AIM OF THE EXERCISE:
Check every line below for the word "several" and show those that hold it.

RAW DATA:
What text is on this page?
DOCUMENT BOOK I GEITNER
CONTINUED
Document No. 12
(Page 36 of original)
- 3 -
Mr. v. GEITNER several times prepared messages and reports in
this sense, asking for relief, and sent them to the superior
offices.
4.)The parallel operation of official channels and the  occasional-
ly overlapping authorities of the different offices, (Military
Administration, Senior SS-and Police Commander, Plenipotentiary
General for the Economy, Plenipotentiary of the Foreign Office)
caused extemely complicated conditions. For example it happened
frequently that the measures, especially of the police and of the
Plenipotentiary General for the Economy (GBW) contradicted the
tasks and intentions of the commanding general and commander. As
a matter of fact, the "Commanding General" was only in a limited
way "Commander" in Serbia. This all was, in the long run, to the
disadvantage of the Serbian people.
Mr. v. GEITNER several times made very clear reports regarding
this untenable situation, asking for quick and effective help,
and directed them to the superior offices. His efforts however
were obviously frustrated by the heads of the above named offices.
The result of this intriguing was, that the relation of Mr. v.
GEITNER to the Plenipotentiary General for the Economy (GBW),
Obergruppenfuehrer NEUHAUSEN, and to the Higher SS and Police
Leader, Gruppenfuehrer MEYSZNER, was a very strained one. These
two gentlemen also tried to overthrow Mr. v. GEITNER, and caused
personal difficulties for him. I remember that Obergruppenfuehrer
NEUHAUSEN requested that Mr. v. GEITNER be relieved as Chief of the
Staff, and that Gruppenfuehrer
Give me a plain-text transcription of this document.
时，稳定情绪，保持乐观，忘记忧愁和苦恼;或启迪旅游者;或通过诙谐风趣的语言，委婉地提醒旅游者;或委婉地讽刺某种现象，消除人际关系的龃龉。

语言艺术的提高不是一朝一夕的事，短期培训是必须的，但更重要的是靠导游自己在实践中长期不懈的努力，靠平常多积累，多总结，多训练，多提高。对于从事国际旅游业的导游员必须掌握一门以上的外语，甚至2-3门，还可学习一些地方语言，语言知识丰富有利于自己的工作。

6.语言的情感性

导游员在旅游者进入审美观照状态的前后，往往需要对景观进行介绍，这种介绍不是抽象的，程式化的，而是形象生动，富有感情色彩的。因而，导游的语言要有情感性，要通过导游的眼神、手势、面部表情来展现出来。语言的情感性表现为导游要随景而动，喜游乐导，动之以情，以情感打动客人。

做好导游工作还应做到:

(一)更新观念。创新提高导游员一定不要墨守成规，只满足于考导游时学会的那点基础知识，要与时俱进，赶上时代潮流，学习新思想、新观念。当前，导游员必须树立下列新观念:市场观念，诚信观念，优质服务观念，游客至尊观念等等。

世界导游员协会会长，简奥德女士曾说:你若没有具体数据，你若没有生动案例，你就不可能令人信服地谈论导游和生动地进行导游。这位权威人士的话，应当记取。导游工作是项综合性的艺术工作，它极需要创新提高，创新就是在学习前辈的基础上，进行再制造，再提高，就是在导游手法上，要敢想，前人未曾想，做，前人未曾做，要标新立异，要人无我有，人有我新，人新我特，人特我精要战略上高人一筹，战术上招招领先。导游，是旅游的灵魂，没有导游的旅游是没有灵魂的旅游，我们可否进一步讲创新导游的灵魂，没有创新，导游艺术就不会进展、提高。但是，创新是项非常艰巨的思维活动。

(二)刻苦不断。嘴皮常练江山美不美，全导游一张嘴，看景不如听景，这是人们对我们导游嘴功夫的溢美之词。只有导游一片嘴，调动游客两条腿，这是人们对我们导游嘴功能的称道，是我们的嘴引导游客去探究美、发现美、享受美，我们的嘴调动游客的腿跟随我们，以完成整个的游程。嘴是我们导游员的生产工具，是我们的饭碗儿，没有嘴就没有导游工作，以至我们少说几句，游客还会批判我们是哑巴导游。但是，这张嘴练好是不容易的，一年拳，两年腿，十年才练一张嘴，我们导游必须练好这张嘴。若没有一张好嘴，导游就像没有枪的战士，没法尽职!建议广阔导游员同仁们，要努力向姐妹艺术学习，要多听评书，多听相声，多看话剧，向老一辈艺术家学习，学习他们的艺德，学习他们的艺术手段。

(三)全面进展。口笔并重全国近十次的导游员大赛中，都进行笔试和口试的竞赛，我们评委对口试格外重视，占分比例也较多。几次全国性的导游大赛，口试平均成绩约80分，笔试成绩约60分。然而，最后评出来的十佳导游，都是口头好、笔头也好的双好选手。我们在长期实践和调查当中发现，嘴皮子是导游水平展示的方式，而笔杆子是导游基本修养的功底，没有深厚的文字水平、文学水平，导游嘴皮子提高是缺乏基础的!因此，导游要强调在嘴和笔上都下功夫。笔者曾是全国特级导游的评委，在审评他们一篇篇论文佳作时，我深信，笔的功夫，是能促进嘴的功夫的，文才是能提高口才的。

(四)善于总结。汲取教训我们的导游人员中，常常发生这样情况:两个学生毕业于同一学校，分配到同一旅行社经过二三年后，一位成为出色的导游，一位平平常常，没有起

THE RESPONSE:
Mr. v. GEITNER several times prepared messages and reports in
Mr. v. GEITNER several times made very clear reports regarding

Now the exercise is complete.